The task: Give an exact copy of every line, leaving images out.
— Start —
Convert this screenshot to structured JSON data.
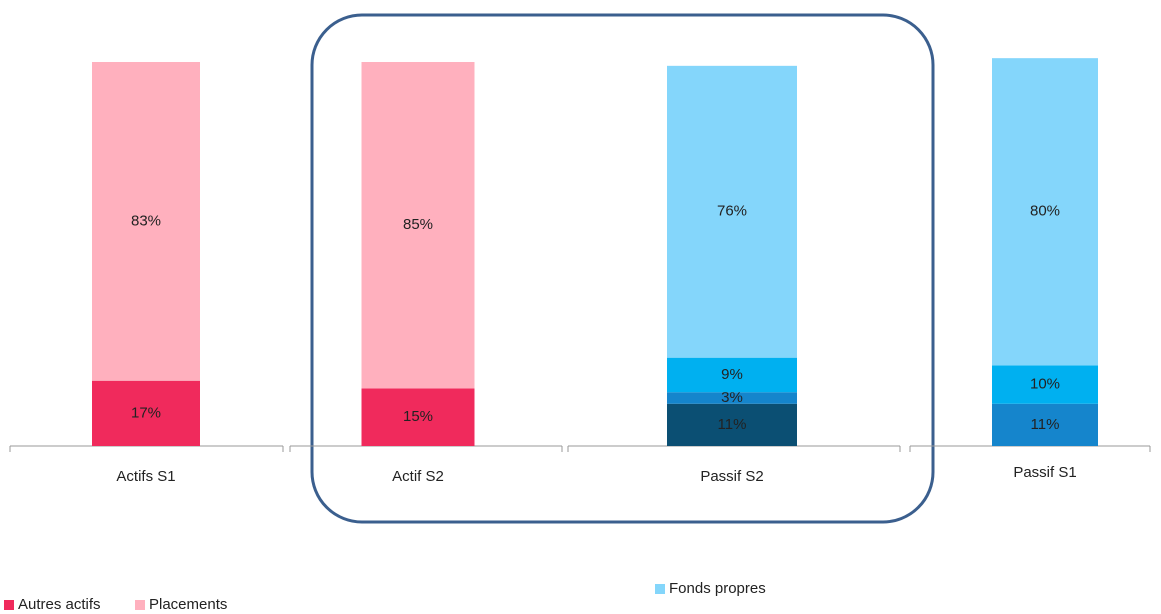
{
  "chart_data": {
    "type": "stacked_bar",
    "categories": [
      "Actifs S1",
      "Actif S2",
      "Passif S2",
      "Passif S1"
    ],
    "ylim": [
      0,
      100
    ],
    "series": [
      {
        "name": "Autres actifs",
        "color": "#f02a5c",
        "values": [
          17,
          15,
          null,
          null
        ],
        "value_labels": [
          "17%",
          "15%",
          null,
          null
        ]
      },
      {
        "name": "Placements",
        "color": "#ffb0be",
        "values": [
          83,
          85,
          null,
          null
        ],
        "value_labels": [
          "83%",
          "85%",
          null,
          null
        ]
      },
      {
        "color": "#0b4f73",
        "values": [
          null,
          null,
          11,
          null
        ],
        "value_labels": [
          null,
          null,
          "11%",
          null
        ]
      },
      {
        "color": "#1585cc",
        "values": [
          null,
          null,
          3,
          11
        ],
        "value_labels": [
          null,
          null,
          "3%",
          "11%"
        ]
      },
      {
        "color": "#00b0f0",
        "values": [
          null,
          null,
          9,
          10
        ],
        "value_labels": [
          null,
          null,
          "9%",
          "10%"
        ]
      },
      {
        "name": "Fonds propres",
        "color": "#84d6fb",
        "values": [
          null,
          null,
          76,
          80
        ],
        "value_labels": [
          null,
          null,
          "76%",
          "80%"
        ]
      }
    ]
  }
}
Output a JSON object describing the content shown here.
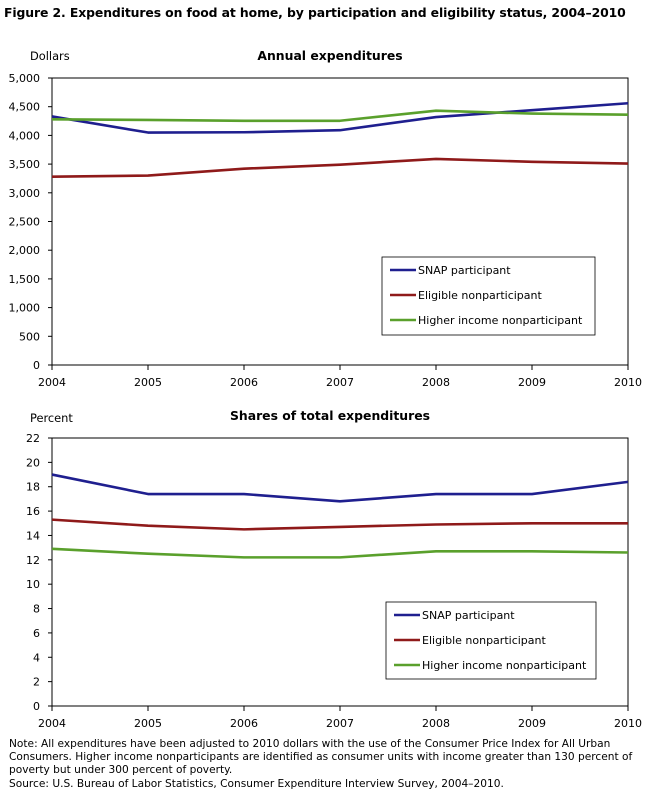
{
  "figure": {
    "title": "Figure 2. Expenditures on food at home, by participation and eligibility status, 2004–2010"
  },
  "chart_data": [
    {
      "type": "line",
      "title": "Annual expenditures",
      "ylabel": "Dollars",
      "xlabel": "",
      "x": [
        2004,
        2005,
        2006,
        2007,
        2008,
        2009,
        2010
      ],
      "xticks": [
        "2004",
        "2005",
        "2006",
        "2007",
        "2008",
        "2009",
        "2010"
      ],
      "ylim": [
        0,
        5000
      ],
      "yticks": [
        "0",
        "500",
        "1,000",
        "1,500",
        "2,000",
        "2,500",
        "3,000",
        "3,500",
        "4,000",
        "4,500",
        "5,000"
      ],
      "grid": false,
      "legend": "bottom-right",
      "series": [
        {
          "name": "SNAP participant",
          "color": "#1f1f8f",
          "values": [
            4330,
            4050,
            4055,
            4090,
            4320,
            4440,
            4560
          ]
        },
        {
          "name": "Eligible nonparticipant",
          "color": "#8f1a1a",
          "values": [
            3280,
            3300,
            3420,
            3490,
            3590,
            3540,
            3510
          ]
        },
        {
          "name": "Higher income nonparticipant",
          "color": "#5aa02c",
          "values": [
            4280,
            4270,
            4255,
            4255,
            4430,
            4380,
            4360
          ]
        }
      ]
    },
    {
      "type": "line",
      "title": "Shares of total expenditures",
      "ylabel": "Percent",
      "xlabel": "",
      "x": [
        2004,
        2005,
        2006,
        2007,
        2008,
        2009,
        2010
      ],
      "xticks": [
        "2004",
        "2005",
        "2006",
        "2007",
        "2008",
        "2009",
        "2010"
      ],
      "ylim": [
        0,
        22
      ],
      "yticks": [
        "0",
        "2",
        "4",
        "6",
        "8",
        "10",
        "12",
        "14",
        "16",
        "18",
        "20",
        "22"
      ],
      "grid": false,
      "legend": "bottom-right",
      "series": [
        {
          "name": "SNAP participant",
          "color": "#1f1f8f",
          "values": [
            19.0,
            17.4,
            17.4,
            16.8,
            17.4,
            17.4,
            18.4
          ]
        },
        {
          "name": "Eligible nonparticipant",
          "color": "#8f1a1a",
          "values": [
            15.3,
            14.8,
            14.5,
            14.7,
            14.9,
            15.0,
            15.0
          ]
        },
        {
          "name": "Higher income nonparticipant",
          "color": "#5aa02c",
          "values": [
            12.9,
            12.5,
            12.2,
            12.2,
            12.7,
            12.7,
            12.6
          ]
        }
      ]
    }
  ],
  "footer": {
    "note": "Note:  All expenditures have been adjusted to 2010 dollars with the use of the Consumer Price Index for All Urban Consumers. Higher income nonparticipants  are identified as consumer units with income greater than 130 percent of poverty but under 300 percent of poverty.",
    "source": "Source:  U.S. Bureau of Labor Statistics, Consumer Expenditure Interview Survey, 2004–2010."
  }
}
— End —
Worked answer:
Convert this screenshot to structured JSON data.
{
  "chart_data": {
    "type": "stacked_bar",
    "categories": [
      "Actifs S1",
      "Actif S2",
      "Passif S2",
      "Passif S1"
    ],
    "ylim": [
      0,
      100
    ],
    "series": [
      {
        "name": "Autres actifs",
        "color": "#f02a5c",
        "values": [
          17,
          15,
          null,
          null
        ],
        "value_labels": [
          "17%",
          "15%",
          null,
          null
        ]
      },
      {
        "name": "Placements",
        "color": "#ffb0be",
        "values": [
          83,
          85,
          null,
          null
        ],
        "value_labels": [
          "83%",
          "85%",
          null,
          null
        ]
      },
      {
        "color": "#0b4f73",
        "values": [
          null,
          null,
          11,
          null
        ],
        "value_labels": [
          null,
          null,
          "11%",
          null
        ]
      },
      {
        "color": "#1585cc",
        "values": [
          null,
          null,
          3,
          11
        ],
        "value_labels": [
          null,
          null,
          "3%",
          "11%"
        ]
      },
      {
        "color": "#00b0f0",
        "values": [
          null,
          null,
          9,
          10
        ],
        "value_labels": [
          null,
          null,
          "9%",
          "10%"
        ]
      },
      {
        "name": "Fonds propres",
        "color": "#84d6fb",
        "values": [
          null,
          null,
          76,
          80
        ],
        "value_labels": [
          null,
          null,
          "76%",
          "80%"
        ]
      }
    ]
  }
}
Output a JSON object describing the content shown here.
{
  "figure": {
    "title": "Figure 2. Expenditures on food at home, by participation and eligibility status, 2004–2010"
  },
  "chart_data": [
    {
      "type": "line",
      "title": "Annual expenditures",
      "ylabel": "Dollars",
      "xlabel": "",
      "x": [
        2004,
        2005,
        2006,
        2007,
        2008,
        2009,
        2010
      ],
      "xticks": [
        "2004",
        "2005",
        "2006",
        "2007",
        "2008",
        "2009",
        "2010"
      ],
      "ylim": [
        0,
        5000
      ],
      "yticks": [
        "0",
        "500",
        "1,000",
        "1,500",
        "2,000",
        "2,500",
        "3,000",
        "3,500",
        "4,000",
        "4,500",
        "5,000"
      ],
      "grid": false,
      "legend": "bottom-right",
      "series": [
        {
          "name": "SNAP participant",
          "color": "#1f1f8f",
          "values": [
            4330,
            4050,
            4055,
            4090,
            4320,
            4440,
            4560
          ]
        },
        {
          "name": "Eligible nonparticipant",
          "color": "#8f1a1a",
          "values": [
            3280,
            3300,
            3420,
            3490,
            3590,
            3540,
            3510
          ]
        },
        {
          "name": "Higher income nonparticipant",
          "color": "#5aa02c",
          "values": [
            4280,
            4270,
            4255,
            4255,
            4430,
            4380,
            4360
          ]
        }
      ]
    },
    {
      "type": "line",
      "title": "Shares of total expenditures",
      "ylabel": "Percent",
      "xlabel": "",
      "x": [
        2004,
        2005,
        2006,
        2007,
        2008,
        2009,
        2010
      ],
      "xticks": [
        "2004",
        "2005",
        "2006",
        "2007",
        "2008",
        "2009",
        "2010"
      ],
      "ylim": [
        0,
        22
      ],
      "yticks": [
        "0",
        "2",
        "4",
        "6",
        "8",
        "10",
        "12",
        "14",
        "16",
        "18",
        "20",
        "22"
      ],
      "grid": false,
      "legend": "bottom-right",
      "series": [
        {
          "name": "SNAP participant",
          "color": "#1f1f8f",
          "values": [
            19.0,
            17.4,
            17.4,
            16.8,
            17.4,
            17.4,
            18.4
          ]
        },
        {
          "name": "Eligible nonparticipant",
          "color": "#8f1a1a",
          "values": [
            15.3,
            14.8,
            14.5,
            14.7,
            14.9,
            15.0,
            15.0
          ]
        },
        {
          "name": "Higher income nonparticipant",
          "color": "#5aa02c",
          "values": [
            12.9,
            12.5,
            12.2,
            12.2,
            12.7,
            12.7,
            12.6
          ]
        }
      ]
    }
  ],
  "footer": {
    "note": "Note:  All expenditures have been adjusted to 2010 dollars with the use of the Consumer Price Index for All Urban Consumers. Higher income nonparticipants  are identified as consumer units with income greater than 130 percent of poverty but under 300 percent of poverty.",
    "source": "Source:  U.S. Bureau of Labor Statistics, Consumer Expenditure Interview Survey, 2004–2010."
  }
}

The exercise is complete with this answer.